§ **Required work**
Would it be possible to quote, exactly and in full, the lines from the one with "Transcribe the text in this document." through the end of the entries below?

§ **Supplied information**
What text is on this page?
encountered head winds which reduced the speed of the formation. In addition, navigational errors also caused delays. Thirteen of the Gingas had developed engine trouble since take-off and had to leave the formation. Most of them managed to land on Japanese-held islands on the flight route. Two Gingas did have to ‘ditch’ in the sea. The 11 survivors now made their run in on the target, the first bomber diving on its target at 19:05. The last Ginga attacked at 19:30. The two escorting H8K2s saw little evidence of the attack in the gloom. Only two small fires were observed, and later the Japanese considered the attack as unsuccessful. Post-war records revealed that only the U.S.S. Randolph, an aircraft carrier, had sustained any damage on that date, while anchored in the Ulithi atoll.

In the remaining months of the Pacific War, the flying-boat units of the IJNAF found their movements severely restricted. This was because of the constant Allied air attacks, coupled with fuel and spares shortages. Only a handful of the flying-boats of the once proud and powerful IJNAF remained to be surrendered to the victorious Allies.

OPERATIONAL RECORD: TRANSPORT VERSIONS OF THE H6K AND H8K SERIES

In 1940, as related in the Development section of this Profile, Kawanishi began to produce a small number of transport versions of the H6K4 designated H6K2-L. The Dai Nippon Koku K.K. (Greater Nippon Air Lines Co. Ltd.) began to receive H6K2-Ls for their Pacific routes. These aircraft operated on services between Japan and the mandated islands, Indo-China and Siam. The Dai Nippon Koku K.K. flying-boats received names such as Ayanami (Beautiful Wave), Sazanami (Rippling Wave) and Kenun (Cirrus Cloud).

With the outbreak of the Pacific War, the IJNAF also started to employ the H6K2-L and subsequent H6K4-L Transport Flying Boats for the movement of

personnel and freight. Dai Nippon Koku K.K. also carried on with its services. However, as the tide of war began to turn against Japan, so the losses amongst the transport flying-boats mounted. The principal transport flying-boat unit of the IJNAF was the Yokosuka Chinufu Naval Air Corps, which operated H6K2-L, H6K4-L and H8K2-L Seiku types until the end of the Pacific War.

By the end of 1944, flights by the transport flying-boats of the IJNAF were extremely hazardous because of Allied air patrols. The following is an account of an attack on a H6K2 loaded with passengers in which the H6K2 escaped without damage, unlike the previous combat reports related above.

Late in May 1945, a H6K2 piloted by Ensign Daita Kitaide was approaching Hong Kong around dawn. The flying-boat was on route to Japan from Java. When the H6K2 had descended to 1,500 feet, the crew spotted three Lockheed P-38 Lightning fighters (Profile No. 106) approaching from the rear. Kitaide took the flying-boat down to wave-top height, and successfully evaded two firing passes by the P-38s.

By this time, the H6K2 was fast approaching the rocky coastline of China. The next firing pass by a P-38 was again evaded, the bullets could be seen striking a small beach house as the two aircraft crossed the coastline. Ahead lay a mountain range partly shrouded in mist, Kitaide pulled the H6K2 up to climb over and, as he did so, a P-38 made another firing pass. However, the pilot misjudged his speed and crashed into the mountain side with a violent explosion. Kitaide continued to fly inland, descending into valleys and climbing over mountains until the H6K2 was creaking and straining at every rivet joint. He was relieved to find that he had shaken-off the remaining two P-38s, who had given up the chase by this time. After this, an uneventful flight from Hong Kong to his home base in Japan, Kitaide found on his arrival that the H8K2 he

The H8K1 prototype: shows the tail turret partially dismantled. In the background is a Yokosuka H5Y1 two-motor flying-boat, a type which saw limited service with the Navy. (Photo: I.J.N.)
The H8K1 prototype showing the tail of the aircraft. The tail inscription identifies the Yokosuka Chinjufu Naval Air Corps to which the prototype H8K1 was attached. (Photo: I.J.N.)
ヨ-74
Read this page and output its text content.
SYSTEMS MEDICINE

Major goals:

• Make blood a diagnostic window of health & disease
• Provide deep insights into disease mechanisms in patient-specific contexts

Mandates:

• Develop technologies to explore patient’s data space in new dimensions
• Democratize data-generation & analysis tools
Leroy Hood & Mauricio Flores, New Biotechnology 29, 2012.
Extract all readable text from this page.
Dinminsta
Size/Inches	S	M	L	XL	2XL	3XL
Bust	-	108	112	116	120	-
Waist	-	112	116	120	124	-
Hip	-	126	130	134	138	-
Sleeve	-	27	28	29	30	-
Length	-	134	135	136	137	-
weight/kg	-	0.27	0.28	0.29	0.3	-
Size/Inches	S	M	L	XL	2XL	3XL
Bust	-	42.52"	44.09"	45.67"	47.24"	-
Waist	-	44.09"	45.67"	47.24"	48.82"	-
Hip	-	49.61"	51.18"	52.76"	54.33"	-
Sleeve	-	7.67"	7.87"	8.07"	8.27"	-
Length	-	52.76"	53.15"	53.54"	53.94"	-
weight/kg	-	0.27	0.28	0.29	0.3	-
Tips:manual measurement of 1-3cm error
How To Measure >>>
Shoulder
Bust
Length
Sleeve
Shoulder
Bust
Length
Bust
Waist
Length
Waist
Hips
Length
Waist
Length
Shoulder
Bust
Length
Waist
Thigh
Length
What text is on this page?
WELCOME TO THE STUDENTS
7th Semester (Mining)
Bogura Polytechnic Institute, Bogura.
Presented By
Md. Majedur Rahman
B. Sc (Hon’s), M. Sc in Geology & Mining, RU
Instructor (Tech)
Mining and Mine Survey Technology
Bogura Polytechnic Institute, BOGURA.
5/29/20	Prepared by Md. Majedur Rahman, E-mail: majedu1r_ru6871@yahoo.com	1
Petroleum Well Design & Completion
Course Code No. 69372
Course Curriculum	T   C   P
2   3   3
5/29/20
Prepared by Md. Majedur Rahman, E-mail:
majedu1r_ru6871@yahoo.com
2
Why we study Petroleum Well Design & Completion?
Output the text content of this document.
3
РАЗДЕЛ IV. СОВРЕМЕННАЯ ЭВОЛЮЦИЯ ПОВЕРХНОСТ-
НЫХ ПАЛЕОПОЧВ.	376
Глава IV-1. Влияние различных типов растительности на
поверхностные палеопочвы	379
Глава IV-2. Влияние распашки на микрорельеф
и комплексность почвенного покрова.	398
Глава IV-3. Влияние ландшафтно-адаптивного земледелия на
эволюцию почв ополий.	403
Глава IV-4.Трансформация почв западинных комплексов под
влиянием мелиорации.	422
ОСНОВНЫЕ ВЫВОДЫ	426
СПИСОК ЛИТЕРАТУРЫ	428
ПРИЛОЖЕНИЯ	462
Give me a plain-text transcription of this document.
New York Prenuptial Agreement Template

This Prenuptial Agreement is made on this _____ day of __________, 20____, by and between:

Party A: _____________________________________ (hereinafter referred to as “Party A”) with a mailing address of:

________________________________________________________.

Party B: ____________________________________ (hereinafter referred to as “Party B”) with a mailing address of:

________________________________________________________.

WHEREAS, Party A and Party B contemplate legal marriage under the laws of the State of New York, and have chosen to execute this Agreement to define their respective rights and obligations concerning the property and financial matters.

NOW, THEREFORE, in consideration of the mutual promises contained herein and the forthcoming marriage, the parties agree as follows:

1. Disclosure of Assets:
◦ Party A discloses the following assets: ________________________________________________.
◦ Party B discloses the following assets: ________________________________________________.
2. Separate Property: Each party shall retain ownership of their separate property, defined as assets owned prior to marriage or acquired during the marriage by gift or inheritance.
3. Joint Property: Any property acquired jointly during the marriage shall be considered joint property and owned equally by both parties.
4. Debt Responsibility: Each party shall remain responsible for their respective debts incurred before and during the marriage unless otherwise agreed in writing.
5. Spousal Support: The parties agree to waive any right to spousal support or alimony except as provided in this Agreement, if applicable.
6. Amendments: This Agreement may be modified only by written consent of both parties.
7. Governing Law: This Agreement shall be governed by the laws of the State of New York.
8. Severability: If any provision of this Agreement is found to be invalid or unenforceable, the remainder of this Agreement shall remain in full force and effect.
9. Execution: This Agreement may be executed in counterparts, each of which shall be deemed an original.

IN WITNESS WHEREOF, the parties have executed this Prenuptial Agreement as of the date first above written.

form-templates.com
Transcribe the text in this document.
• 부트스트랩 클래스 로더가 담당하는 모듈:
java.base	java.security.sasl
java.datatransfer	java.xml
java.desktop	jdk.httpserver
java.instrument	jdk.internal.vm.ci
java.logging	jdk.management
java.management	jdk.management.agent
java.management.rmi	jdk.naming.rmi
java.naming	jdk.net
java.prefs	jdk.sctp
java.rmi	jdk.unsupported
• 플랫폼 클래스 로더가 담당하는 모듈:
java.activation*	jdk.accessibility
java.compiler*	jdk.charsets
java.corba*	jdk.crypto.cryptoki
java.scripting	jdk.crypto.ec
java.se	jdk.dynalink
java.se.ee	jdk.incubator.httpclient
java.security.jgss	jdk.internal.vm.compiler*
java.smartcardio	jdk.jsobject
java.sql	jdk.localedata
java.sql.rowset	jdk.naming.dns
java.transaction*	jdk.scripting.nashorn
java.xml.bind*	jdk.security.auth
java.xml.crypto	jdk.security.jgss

§ **Solution for this exercise**
Transcribe the text in this document.
• 부트스트랩 클래스 로더가 담당하는 모듈:
java.base	java.security.sasl
java.datatransfer	java.xml
java.desktop	jdk.httpserver
java.instrument	jdk.internal.vm.ci
java.logging	jdk.management
java.management	jdk.management.agent
java.management.rmi	jdk.naming.rmi
java.naming	jdk.net
java.prefs	jdk.sctp
java.rmi	jdk.unsupported
• 플랫폼 클래스 로더가 담당하는 모듈:
java.activation*	jdk.accessibility
java.compiler*	jdk.charsets
java.corba*	jdk.crypto.cryptoki
java.scripting	jdk.crypto.ec
java.se	jdk.dynalink
java.se.ee	jdk.incubator.httpclient
java.security.jgss	jdk.internal.vm.compiler*
java.smartcardio	jdk.jsobject
java.sql	jdk.localedata
java.sql.rowset	jdk.naming.dns
java.transaction*	jdk.scripting.nashorn
java.xml.bind*	jdk.security.auth
java.xml.crypto	jdk.security.jgss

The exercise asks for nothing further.